▶ **Task input**:

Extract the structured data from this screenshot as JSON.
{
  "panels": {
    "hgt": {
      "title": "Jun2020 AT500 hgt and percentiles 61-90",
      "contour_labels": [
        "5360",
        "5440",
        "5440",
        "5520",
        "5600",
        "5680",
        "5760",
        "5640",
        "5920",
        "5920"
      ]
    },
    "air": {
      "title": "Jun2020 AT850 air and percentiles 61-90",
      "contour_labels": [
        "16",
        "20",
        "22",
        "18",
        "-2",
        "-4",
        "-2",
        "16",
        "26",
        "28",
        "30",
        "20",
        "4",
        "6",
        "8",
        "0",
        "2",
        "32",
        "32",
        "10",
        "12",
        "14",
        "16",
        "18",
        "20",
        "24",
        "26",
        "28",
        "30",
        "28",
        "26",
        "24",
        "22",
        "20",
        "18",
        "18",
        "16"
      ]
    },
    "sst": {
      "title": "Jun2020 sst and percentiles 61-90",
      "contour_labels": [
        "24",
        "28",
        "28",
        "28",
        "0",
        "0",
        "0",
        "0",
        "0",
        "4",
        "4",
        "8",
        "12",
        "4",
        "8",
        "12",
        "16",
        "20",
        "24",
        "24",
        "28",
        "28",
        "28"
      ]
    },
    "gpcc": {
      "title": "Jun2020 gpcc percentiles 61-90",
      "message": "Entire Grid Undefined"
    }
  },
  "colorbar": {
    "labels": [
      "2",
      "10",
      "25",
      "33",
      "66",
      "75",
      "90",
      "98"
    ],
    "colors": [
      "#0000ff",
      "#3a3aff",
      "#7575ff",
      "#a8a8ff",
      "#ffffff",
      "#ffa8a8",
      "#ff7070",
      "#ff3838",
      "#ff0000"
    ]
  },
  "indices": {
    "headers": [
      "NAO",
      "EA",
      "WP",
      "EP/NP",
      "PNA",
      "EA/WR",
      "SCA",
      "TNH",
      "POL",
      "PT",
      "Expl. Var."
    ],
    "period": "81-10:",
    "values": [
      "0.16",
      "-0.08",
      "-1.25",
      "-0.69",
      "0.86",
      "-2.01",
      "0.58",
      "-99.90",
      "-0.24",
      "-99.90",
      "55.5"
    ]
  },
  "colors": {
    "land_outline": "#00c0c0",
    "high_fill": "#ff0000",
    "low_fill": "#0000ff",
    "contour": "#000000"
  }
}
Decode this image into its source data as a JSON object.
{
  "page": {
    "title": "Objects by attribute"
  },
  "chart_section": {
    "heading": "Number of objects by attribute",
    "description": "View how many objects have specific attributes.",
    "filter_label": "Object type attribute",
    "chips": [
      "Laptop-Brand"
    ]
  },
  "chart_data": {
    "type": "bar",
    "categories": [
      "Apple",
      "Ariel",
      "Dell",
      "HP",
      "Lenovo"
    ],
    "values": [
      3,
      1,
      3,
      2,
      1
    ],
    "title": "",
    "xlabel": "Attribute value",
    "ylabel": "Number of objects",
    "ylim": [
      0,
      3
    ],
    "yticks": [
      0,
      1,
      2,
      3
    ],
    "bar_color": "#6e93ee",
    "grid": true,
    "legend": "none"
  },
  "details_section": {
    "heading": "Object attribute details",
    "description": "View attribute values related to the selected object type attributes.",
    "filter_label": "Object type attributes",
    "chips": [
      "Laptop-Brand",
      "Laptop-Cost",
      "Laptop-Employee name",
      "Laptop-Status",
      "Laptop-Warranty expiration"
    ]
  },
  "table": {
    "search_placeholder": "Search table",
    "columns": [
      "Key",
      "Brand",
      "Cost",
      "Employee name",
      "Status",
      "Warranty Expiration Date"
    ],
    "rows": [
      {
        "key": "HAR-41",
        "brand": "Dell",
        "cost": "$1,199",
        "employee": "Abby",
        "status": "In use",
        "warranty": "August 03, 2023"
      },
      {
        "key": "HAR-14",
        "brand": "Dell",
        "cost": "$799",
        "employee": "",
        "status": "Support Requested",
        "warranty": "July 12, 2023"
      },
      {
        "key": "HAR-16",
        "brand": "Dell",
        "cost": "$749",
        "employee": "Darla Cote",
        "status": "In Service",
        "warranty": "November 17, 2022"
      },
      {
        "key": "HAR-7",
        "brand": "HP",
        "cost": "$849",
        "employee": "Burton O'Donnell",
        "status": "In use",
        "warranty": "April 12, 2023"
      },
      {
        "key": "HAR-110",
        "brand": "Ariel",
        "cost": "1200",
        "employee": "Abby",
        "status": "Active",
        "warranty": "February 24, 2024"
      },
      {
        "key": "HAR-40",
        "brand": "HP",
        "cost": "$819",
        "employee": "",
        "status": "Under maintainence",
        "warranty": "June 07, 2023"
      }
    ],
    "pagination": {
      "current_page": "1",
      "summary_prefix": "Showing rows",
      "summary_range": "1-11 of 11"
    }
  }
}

▶ **Exercise goal**: State how many lines of the listing above include the word "table". Give nothing but the number.

▶ **Reply to the exercise**: 2